Written task >> Locate the lines of the listing below that hold "enhancv", then copy each of them.

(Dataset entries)

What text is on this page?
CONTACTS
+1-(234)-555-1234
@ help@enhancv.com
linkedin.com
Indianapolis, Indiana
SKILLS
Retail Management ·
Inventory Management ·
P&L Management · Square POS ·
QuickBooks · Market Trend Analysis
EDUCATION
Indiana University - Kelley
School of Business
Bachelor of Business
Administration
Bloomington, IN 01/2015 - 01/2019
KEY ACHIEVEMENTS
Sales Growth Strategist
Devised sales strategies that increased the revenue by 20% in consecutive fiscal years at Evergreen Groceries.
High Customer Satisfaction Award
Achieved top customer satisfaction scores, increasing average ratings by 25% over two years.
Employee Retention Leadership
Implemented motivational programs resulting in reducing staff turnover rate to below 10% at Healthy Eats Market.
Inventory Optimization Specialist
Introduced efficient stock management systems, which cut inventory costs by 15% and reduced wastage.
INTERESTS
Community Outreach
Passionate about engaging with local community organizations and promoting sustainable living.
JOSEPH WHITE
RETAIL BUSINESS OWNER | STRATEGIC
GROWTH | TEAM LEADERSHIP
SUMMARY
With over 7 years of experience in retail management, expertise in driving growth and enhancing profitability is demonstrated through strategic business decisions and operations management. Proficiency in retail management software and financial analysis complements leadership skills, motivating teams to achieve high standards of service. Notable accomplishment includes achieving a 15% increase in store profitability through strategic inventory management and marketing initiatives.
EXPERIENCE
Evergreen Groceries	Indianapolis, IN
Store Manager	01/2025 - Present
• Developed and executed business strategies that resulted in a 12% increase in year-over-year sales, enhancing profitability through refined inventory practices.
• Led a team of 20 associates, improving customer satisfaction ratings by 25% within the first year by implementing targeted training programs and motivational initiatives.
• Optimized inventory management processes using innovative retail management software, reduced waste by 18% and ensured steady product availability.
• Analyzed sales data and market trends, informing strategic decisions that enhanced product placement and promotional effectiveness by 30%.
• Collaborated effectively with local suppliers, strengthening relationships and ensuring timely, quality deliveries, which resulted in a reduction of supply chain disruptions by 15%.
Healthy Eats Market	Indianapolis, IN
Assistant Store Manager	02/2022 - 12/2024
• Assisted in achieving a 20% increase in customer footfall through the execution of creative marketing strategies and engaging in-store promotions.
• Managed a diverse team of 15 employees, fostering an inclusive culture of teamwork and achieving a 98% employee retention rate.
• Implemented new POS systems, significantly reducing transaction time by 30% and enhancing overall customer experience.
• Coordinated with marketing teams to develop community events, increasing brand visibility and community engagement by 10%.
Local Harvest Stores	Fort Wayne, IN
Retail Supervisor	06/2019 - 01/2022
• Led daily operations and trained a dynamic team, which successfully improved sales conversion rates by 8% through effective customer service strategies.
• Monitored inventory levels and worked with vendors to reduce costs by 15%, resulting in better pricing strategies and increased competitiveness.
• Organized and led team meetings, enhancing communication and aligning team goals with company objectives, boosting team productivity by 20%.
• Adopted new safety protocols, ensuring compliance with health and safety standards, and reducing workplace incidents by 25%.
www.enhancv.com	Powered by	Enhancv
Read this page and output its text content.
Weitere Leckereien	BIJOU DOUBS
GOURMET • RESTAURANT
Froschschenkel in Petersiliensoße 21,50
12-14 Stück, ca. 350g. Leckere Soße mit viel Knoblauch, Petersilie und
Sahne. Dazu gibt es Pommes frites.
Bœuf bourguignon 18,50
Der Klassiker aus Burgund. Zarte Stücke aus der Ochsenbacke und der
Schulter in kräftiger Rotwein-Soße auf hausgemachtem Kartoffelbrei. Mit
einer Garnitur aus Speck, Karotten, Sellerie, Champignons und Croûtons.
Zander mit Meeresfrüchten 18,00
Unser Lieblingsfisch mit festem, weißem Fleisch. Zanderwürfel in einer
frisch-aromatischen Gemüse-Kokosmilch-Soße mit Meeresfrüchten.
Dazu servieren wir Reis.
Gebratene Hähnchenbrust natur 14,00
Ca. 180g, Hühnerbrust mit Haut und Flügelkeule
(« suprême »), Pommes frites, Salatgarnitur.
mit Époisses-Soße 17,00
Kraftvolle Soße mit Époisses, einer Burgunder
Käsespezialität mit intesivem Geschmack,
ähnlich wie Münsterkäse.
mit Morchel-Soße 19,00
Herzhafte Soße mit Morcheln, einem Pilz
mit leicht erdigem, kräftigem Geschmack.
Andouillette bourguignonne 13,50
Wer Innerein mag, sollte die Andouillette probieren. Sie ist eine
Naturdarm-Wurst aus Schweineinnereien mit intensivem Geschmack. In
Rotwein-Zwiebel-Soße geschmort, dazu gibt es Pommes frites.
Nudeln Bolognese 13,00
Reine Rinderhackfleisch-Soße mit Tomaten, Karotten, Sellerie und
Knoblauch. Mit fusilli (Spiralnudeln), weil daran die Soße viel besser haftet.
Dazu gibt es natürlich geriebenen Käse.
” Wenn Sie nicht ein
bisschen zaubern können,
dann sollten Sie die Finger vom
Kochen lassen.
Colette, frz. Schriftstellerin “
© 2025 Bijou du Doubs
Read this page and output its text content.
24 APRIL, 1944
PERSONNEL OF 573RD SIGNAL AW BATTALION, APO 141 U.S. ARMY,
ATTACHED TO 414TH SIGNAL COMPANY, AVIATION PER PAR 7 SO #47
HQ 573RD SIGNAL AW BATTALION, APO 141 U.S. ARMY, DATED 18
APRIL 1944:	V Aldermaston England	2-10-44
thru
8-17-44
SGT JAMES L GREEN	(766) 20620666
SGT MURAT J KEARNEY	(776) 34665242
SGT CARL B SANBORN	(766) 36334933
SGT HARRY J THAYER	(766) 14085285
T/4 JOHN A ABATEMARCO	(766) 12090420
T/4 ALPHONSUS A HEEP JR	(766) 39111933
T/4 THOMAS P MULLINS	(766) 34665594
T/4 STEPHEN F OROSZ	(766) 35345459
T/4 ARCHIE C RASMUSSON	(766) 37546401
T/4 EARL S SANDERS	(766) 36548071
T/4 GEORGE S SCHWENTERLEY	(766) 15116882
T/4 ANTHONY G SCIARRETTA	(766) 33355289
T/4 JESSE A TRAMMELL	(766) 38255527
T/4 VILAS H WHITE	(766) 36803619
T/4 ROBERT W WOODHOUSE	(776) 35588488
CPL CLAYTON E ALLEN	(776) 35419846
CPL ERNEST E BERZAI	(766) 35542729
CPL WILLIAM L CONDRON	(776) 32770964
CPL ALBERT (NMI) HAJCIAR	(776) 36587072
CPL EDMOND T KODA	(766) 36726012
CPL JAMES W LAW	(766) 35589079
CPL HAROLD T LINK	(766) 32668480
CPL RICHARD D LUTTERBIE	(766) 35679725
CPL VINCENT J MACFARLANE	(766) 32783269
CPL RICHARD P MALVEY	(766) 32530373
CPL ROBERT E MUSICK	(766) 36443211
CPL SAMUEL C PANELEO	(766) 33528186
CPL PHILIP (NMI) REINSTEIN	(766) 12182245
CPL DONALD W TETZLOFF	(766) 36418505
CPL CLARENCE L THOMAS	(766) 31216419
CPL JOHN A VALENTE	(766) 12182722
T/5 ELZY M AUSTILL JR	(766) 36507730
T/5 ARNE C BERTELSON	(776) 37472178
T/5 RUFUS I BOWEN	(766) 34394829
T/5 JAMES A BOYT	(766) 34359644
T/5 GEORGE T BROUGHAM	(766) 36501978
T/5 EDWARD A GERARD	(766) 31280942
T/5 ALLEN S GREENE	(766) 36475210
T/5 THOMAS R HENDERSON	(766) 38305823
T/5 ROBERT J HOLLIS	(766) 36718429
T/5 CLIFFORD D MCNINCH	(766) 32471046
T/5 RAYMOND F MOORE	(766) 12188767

Solution below >>
@ help@enhancv.com
www.enhancv.com	Powered by	Enhancv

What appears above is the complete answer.